Written task = All records are to be retyped faithfully and completely.
↓↓↓
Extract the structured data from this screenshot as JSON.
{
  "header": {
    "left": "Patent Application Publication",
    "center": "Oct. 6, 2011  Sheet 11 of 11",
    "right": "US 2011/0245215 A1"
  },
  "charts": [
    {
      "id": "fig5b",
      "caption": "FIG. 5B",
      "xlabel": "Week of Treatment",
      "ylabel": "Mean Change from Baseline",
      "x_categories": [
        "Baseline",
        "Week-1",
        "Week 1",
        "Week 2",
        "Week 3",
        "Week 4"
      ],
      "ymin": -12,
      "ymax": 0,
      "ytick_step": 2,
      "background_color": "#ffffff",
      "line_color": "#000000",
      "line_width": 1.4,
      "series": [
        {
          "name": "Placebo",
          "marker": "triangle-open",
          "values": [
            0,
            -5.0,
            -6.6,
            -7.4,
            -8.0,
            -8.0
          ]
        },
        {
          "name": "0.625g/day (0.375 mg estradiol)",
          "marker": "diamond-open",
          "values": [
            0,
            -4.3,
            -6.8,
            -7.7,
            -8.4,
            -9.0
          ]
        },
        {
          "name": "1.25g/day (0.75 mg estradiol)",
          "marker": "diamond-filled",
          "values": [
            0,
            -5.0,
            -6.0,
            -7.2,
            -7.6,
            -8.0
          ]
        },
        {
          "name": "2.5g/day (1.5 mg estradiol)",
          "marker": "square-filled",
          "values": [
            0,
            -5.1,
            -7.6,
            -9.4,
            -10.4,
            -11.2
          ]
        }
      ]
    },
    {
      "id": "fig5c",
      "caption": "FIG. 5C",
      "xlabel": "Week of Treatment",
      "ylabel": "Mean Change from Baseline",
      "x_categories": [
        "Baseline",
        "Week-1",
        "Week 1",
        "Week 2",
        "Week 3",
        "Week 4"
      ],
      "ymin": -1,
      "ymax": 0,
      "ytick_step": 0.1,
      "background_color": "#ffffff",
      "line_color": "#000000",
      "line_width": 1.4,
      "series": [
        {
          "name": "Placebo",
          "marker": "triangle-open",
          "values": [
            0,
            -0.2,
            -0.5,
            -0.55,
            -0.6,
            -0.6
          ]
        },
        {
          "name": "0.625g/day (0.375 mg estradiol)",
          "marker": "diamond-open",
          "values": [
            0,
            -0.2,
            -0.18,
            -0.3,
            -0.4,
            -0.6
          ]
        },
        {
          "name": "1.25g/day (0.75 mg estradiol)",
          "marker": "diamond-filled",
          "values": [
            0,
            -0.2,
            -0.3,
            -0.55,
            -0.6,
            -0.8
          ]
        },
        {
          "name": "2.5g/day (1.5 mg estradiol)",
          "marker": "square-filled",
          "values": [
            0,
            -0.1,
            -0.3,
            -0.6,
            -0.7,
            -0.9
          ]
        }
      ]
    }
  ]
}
↑↑↑
Written solution =
Extract the structured data from this screenshot as JSON.
{
  "header": {
    "left": "Patent Application Publication",
    "center": "Oct. 6, 2011  Sheet 11 of 11",
    "right": "US 2011/0245215 A1"
  },
  "charts": [
    {
      "id": "fig5b",
      "caption": "FIG. 5B",
      "xlabel": "Week of Treatment",
      "ylabel": "Mean Change from Baseline",
      "x_categories": [
        "Baseline",
        "Week-1",
        "Week 1",
        "Week 2",
        "Week 3",
        "Week 4"
      ],
      "ymin": -12,
      "ymax": 0,
      "ytick_step": 2,
      "background_color": "#ffffff",
      "line_color": "#000000",
      "line_width": 1.4,
      "series": [
        {
          "name": "Placebo",
          "marker": "triangle-open",
          "values": [
            0,
            -5.0,
            -6.6,
            -7.4,
            -8.0,
            -8.0
          ]
        },
        {
          "name": "0.625g/day (0.375 mg estradiol)",
          "marker": "diamond-open",
          "values": [
            0,
            -4.3,
            -6.8,
            -7.7,
            -8.4,
            -9.0
          ]
        },
        {
          "name": "1.25g/day (0.75 mg estradiol)",
          "marker": "diamond-filled",
          "values": [
            0,
            -5.0,
            -6.0,
            -7.2,
            -7.6,
            -8.0
          ]
        },
        {
          "name": "2.5g/day (1.5 mg estradiol)",
          "marker": "square-filled",
          "values": [
            0,
            -5.1,
            -7.6,
            -9.4,
            -10.4,
            -11.2
          ]
        }
      ]
    },
    {
      "id": "fig5c",
      "caption": "FIG. 5C",
      "xlabel": "Week of Treatment",
      "ylabel": "Mean Change from Baseline",
      "x_categories": [
        "Baseline",
        "Week-1",
        "Week 1",
        "Week 2",
        "Week 3",
        "Week 4"
      ],
      "ymin": -1,
      "ymax": 0,
      "ytick_step": 0.1,
      "background_color": "#ffffff",
      "line_color": "#000000",
      "line_width": 1.4,
      "series": [
        {
          "name": "Placebo",
          "marker": "triangle-open",
          "values": [
            0,
            -0.2,
            -0.5,
            -0.55,
            -0.6,
            -0.6
          ]
        },
        {
          "name": "0.625g/day (0.375 mg estradiol)",
          "marker": "diamond-open",
          "values": [
            0,
            -0.2,
            -0.18,
            -0.3,
            -0.4,
            -0.6
          ]
        },
        {
          "name": "1.25g/day (0.75 mg estradiol)",
          "marker": "diamond-filled",
          "values": [
            0,
            -0.2,
            -0.3,
            -0.55,
            -0.6,
            -0.8
          ]
        },
        {
          "name": "2.5g/day (1.5 mg estradiol)",
          "marker": "square-filled",
          "values": [
            0,
            -0.1,
            -0.3,
            -0.6,
            -0.7,
            -0.9
          ]
        }
      ]
    }
  ]
}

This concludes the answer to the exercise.